> _EXERCISE GOAL_
From the listing below, pick out each line with the word "name".

> _GIVEN DATA_
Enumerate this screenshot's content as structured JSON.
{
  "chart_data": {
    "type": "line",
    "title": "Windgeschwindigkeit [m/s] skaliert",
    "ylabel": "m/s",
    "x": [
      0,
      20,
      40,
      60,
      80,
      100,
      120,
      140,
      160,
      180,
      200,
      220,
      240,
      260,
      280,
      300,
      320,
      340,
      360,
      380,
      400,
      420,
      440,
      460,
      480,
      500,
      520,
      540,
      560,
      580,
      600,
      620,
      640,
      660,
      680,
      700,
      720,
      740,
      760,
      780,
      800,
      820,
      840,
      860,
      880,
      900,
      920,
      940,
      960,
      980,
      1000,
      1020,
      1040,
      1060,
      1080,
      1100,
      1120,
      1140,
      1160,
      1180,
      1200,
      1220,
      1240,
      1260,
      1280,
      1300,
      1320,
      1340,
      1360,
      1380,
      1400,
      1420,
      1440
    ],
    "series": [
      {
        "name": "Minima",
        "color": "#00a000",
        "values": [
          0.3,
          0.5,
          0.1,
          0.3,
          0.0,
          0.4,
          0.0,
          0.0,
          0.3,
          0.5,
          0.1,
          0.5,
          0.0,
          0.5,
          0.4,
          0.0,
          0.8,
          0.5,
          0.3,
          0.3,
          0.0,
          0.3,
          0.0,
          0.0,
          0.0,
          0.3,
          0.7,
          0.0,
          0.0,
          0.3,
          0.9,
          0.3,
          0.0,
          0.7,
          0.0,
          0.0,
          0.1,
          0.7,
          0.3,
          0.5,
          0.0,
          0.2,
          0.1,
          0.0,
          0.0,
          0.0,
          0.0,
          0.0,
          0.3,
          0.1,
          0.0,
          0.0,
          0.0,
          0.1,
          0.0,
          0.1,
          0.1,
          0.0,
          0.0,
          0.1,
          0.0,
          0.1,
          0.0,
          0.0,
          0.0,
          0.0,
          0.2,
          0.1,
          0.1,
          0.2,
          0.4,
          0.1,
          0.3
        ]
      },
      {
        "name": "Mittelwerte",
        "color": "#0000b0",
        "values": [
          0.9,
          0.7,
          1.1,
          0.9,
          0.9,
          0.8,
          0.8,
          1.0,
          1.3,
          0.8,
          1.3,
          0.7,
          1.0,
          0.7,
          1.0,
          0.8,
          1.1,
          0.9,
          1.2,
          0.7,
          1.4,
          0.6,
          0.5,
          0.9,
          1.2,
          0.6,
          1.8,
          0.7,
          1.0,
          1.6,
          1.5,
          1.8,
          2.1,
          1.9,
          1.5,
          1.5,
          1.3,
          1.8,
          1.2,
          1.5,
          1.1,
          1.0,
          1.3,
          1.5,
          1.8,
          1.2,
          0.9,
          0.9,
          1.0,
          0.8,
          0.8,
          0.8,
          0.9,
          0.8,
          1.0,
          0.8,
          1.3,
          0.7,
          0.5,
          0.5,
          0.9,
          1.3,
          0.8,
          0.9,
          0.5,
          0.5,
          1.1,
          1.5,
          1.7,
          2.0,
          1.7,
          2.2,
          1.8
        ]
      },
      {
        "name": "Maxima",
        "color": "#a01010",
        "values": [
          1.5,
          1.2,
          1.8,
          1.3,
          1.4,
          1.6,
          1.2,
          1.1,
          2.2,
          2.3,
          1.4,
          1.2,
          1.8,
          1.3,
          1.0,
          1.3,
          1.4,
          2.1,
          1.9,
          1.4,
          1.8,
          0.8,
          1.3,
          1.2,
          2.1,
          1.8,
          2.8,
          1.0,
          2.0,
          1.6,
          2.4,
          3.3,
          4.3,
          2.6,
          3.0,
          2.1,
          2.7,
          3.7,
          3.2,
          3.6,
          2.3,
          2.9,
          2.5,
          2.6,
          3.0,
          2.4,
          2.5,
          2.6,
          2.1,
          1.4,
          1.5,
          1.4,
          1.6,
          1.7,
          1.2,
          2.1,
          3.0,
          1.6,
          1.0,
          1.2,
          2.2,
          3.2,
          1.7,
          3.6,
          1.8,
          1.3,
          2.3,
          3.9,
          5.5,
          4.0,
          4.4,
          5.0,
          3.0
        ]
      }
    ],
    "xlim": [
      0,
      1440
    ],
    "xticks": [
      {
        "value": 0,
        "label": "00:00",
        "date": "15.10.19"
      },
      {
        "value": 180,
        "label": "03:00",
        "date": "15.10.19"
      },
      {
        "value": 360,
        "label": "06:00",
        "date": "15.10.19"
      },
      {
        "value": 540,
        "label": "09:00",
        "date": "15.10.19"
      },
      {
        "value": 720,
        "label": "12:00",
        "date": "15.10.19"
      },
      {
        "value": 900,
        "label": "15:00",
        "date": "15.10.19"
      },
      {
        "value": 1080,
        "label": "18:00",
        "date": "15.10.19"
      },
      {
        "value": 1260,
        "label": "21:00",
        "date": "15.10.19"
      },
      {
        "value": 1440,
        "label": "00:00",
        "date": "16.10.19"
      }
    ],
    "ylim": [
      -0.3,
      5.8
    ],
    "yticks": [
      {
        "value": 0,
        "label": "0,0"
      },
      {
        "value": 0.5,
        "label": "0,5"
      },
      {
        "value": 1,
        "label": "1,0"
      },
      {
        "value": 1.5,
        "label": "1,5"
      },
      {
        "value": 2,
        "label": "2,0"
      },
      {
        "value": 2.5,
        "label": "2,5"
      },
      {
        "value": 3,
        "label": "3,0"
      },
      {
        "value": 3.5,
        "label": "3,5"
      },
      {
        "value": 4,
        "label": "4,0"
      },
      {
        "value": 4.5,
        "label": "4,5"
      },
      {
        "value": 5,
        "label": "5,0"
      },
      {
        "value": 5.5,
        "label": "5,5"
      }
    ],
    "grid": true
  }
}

> _WRITTEN RESPONSE_
        "name": "Minima",
        "name": "Mittelwerte",
        "name": "Maxima",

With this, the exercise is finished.